* _WHAT TO WORK ON_: Repeat the listing word for word. No pictures belong in the copy.

start RECORDED INFORMATION

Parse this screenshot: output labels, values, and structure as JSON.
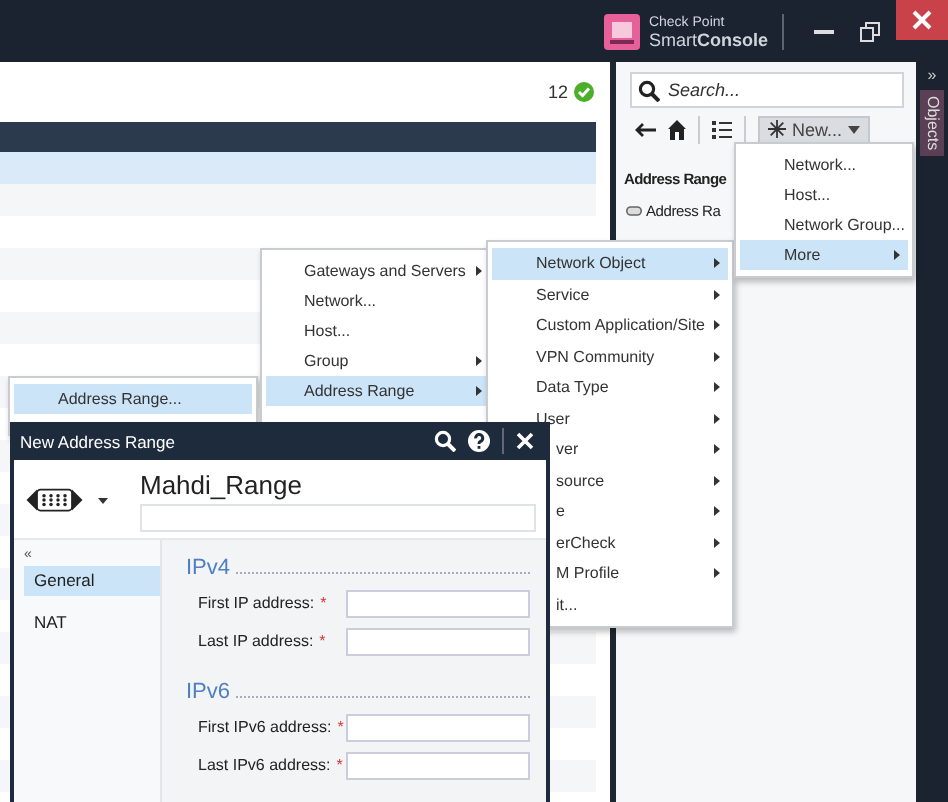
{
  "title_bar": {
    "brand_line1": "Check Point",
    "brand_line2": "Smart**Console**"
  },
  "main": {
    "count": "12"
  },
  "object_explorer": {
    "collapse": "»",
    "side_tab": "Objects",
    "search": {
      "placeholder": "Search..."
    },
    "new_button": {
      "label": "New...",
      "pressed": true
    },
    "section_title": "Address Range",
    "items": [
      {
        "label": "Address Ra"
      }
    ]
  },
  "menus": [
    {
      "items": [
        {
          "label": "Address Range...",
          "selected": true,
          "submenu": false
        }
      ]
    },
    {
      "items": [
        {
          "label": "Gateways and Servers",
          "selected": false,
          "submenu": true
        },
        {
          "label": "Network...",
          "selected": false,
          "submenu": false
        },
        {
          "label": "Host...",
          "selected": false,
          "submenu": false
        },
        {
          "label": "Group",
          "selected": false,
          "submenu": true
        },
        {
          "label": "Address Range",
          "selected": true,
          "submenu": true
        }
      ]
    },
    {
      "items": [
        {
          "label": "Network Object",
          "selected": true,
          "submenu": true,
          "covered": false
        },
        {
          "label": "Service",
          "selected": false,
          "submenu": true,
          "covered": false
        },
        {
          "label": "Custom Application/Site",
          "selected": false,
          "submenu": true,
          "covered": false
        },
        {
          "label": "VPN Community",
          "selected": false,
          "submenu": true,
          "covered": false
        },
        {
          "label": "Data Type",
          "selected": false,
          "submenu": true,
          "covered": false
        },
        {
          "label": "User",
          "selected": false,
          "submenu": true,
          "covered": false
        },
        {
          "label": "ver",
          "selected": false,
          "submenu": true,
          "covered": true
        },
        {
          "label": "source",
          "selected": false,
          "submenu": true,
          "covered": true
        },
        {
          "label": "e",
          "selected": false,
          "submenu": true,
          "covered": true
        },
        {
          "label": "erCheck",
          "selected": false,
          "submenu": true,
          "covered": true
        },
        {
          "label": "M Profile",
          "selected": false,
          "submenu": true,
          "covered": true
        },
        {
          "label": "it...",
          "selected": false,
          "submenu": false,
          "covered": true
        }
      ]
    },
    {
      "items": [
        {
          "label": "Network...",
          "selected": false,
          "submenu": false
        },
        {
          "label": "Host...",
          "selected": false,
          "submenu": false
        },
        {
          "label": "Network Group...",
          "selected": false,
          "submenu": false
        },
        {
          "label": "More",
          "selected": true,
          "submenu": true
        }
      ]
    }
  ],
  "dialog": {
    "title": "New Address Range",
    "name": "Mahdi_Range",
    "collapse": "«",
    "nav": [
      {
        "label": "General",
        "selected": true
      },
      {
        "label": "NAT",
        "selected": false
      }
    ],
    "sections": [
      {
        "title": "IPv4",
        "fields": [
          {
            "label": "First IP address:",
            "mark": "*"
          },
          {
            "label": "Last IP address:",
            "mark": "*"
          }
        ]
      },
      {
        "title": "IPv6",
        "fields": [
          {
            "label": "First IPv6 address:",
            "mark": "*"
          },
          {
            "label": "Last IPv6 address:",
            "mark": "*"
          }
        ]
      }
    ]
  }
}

end RECORDED INFORMATION

* _COMPLETE ANSWER_:
Parse this screenshot: output labels, values, and structure as JSON.
{
  "title_bar": {
    "brand_line1": "Check Point",
    "brand_line2": "Smart**Console**"
  },
  "main": {
    "count": "12"
  },
  "object_explorer": {
    "collapse": "»",
    "side_tab": "Objects",
    "search": {
      "placeholder": "Search..."
    },
    "new_button": {
      "label": "New...",
      "pressed": true
    },
    "section_title": "Address Range",
    "items": [
      {
        "label": "Address Ra"
      }
    ]
  },
  "menus": [
    {
      "items": [
        {
          "label": "Address Range...",
          "selected": true,
          "submenu": false
        }
      ]
    },
    {
      "items": [
        {
          "label": "Gateways and Servers",
          "selected": false,
          "submenu": true
        },
        {
          "label": "Network...",
          "selected": false,
          "submenu": false
        },
        {
          "label": "Host...",
          "selected": false,
          "submenu": false
        },
        {
          "label": "Group",
          "selected": false,
          "submenu": true
        },
        {
          "label": "Address Range",
          "selected": true,
          "submenu": true
        }
      ]
    },
    {
      "items": [
        {
          "label": "Network Object",
          "selected": true,
          "submenu": true,
          "covered": false
        },
        {
          "label": "Service",
          "selected": false,
          "submenu": true,
          "covered": false
        },
        {
          "label": "Custom Application/Site",
          "selected": false,
          "submenu": true,
          "covered": false
        },
        {
          "label": "VPN Community",
          "selected": false,
          "submenu": true,
          "covered": false
        },
        {
          "label": "Data Type",
          "selected": false,
          "submenu": true,
          "covered": false
        },
        {
          "label": "User",
          "selected": false,
          "submenu": true,
          "covered": false
        },
        {
          "label": "ver",
          "selected": false,
          "submenu": true,
          "covered": true
        },
        {
          "label": "source",
          "selected": false,
          "submenu": true,
          "covered": true
        },
        {
          "label": "e",
          "selected": false,
          "submenu": true,
          "covered": true
        },
        {
          "label": "erCheck",
          "selected": false,
          "submenu": true,
          "covered": true
        },
        {
          "label": "M Profile",
          "selected": false,
          "submenu": true,
          "covered": true
        },
        {
          "label": "it...",
          "selected": false,
          "submenu": false,
          "covered": true
        }
      ]
    },
    {
      "items": [
        {
          "label": "Network...",
          "selected": false,
          "submenu": false
        },
        {
          "label": "Host...",
          "selected": false,
          "submenu": false
        },
        {
          "label": "Network Group...",
          "selected": false,
          "submenu": false
        },
        {
          "label": "More",
          "selected": true,
          "submenu": true
        }
      ]
    }
  ],
  "dialog": {
    "title": "New Address Range",
    "name": "Mahdi_Range",
    "collapse": "«",
    "nav": [
      {
        "label": "General",
        "selected": true
      },
      {
        "label": "NAT",
        "selected": false
      }
    ],
    "sections": [
      {
        "title": "IPv4",
        "fields": [
          {
            "label": "First IP address:",
            "mark": "*"
          },
          {
            "label": "Last IP address:",
            "mark": "*"
          }
        ]
      },
      {
        "title": "IPv6",
        "fields": [
          {
            "label": "First IPv6 address:",
            "mark": "*"
          },
          {
            "label": "Last IPv6 address:",
            "mark": "*"
          }
        ]
      }
    ]
  }
}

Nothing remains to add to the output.